-- Start of Source data --
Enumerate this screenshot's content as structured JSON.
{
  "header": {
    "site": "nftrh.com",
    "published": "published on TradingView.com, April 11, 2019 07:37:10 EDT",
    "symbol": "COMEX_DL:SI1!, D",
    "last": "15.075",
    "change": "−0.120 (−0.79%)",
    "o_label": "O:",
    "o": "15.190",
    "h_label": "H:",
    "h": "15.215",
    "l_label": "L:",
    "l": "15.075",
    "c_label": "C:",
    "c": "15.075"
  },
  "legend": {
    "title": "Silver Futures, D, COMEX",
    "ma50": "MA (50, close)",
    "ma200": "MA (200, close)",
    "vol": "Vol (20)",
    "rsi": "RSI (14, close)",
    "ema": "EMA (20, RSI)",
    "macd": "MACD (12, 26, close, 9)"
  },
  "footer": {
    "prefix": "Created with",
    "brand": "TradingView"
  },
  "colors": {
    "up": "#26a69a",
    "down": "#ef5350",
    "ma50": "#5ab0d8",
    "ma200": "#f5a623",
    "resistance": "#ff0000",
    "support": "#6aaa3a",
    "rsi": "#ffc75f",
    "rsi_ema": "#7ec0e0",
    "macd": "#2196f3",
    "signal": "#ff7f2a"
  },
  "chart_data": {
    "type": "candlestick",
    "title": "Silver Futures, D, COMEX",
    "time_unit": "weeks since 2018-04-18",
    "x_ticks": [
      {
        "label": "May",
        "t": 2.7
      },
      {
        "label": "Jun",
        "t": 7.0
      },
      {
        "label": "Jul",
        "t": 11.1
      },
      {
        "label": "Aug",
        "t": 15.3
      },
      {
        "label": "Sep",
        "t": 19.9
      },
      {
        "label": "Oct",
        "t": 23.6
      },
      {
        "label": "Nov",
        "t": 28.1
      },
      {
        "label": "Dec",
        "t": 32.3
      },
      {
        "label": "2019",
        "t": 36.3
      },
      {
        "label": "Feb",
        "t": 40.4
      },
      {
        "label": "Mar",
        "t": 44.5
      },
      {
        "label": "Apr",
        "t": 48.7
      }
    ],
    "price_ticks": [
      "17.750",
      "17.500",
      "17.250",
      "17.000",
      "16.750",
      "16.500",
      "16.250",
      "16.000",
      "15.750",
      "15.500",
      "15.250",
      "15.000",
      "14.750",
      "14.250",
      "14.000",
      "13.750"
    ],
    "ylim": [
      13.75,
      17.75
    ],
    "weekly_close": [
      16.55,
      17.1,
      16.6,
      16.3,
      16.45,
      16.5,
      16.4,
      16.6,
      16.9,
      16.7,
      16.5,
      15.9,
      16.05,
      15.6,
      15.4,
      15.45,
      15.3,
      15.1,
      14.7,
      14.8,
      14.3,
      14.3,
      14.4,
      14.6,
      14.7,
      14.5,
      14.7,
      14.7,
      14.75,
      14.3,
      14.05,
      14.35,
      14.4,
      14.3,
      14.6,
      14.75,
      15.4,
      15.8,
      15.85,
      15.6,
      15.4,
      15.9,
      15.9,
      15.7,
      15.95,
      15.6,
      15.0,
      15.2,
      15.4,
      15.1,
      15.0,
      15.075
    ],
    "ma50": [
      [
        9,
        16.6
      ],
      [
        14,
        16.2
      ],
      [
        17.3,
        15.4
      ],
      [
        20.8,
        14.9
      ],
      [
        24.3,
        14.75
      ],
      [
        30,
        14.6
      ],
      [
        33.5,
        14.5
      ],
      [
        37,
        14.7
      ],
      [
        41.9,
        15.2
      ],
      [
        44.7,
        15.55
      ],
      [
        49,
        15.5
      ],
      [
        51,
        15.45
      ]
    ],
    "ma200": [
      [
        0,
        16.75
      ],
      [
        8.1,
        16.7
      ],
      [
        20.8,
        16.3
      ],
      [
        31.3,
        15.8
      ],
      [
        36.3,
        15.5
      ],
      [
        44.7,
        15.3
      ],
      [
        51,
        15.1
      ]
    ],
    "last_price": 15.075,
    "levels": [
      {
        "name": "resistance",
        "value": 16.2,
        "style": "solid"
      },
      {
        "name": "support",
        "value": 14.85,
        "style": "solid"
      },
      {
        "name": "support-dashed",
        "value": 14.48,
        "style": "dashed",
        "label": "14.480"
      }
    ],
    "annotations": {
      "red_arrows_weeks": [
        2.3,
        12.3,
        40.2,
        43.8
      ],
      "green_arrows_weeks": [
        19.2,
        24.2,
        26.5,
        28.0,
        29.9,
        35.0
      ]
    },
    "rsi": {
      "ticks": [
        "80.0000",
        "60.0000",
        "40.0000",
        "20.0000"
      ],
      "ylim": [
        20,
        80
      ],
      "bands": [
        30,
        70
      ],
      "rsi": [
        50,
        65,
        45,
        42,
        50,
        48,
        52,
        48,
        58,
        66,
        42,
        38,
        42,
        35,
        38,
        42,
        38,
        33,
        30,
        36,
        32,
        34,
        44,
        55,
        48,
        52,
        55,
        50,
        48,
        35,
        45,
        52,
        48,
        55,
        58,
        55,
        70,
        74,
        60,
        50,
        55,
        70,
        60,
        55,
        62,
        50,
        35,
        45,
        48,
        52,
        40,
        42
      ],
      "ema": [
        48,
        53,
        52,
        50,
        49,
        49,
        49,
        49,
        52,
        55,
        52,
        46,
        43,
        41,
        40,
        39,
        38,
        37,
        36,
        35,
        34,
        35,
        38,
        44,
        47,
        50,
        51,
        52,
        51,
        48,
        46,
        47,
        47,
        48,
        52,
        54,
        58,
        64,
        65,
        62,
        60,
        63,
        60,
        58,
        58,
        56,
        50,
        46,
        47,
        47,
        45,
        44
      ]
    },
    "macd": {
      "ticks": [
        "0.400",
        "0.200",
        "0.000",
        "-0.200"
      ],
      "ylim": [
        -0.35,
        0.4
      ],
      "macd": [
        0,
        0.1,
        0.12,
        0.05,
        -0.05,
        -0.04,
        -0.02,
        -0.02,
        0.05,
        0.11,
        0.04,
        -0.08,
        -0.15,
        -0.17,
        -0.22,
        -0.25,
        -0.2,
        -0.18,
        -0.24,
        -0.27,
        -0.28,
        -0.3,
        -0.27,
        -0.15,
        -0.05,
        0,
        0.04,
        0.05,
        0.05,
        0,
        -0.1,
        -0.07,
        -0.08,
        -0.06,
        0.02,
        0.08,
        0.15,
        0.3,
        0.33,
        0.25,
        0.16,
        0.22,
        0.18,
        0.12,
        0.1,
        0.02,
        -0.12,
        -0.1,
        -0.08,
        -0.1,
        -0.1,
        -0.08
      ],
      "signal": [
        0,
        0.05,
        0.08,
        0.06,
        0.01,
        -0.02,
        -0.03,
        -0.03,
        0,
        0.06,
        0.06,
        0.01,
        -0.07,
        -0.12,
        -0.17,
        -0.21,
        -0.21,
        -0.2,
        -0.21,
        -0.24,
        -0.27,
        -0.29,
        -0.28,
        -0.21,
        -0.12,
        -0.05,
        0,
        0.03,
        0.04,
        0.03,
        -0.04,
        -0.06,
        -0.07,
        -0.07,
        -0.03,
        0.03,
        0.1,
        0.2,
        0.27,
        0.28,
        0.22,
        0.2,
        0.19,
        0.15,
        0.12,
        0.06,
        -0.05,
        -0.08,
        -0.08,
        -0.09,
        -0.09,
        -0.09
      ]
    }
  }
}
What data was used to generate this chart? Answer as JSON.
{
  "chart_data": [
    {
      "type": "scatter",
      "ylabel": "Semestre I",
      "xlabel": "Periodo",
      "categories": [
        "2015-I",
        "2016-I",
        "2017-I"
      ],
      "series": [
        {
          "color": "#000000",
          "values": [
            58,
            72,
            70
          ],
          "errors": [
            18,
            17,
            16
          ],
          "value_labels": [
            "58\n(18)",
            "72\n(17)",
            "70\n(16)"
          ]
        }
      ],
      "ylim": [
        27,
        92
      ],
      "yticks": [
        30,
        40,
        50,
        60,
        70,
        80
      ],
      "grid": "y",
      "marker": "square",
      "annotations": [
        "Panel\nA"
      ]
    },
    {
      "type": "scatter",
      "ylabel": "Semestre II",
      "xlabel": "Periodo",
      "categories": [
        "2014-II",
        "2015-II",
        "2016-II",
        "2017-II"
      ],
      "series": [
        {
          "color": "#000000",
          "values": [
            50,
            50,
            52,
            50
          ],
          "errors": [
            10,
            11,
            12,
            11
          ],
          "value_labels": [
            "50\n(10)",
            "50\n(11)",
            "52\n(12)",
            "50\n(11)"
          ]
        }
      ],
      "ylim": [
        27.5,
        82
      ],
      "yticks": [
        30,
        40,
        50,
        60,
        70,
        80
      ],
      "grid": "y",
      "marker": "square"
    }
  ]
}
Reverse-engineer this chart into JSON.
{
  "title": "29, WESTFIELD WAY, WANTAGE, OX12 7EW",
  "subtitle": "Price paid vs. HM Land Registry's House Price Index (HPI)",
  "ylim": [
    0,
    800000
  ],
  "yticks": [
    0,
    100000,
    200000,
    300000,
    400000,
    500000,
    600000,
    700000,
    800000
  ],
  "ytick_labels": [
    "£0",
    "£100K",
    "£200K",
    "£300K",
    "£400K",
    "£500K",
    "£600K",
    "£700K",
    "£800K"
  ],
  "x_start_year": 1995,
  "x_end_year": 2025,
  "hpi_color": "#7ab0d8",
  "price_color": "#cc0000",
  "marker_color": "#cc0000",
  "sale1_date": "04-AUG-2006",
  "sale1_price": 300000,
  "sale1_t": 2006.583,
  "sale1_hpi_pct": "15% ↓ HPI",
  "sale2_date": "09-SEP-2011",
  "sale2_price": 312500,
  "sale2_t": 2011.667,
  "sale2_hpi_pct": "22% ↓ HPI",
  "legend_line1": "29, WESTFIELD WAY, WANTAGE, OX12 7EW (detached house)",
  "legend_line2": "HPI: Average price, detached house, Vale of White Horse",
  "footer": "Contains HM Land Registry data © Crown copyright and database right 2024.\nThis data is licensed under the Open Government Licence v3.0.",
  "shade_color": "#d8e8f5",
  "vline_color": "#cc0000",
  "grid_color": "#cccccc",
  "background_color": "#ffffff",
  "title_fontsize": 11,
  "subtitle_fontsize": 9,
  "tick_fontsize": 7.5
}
-- End of Source data --
### Work instructions
The required answer is a single number: the count of lines in the entries that hold the string "Semestre".

### The output
2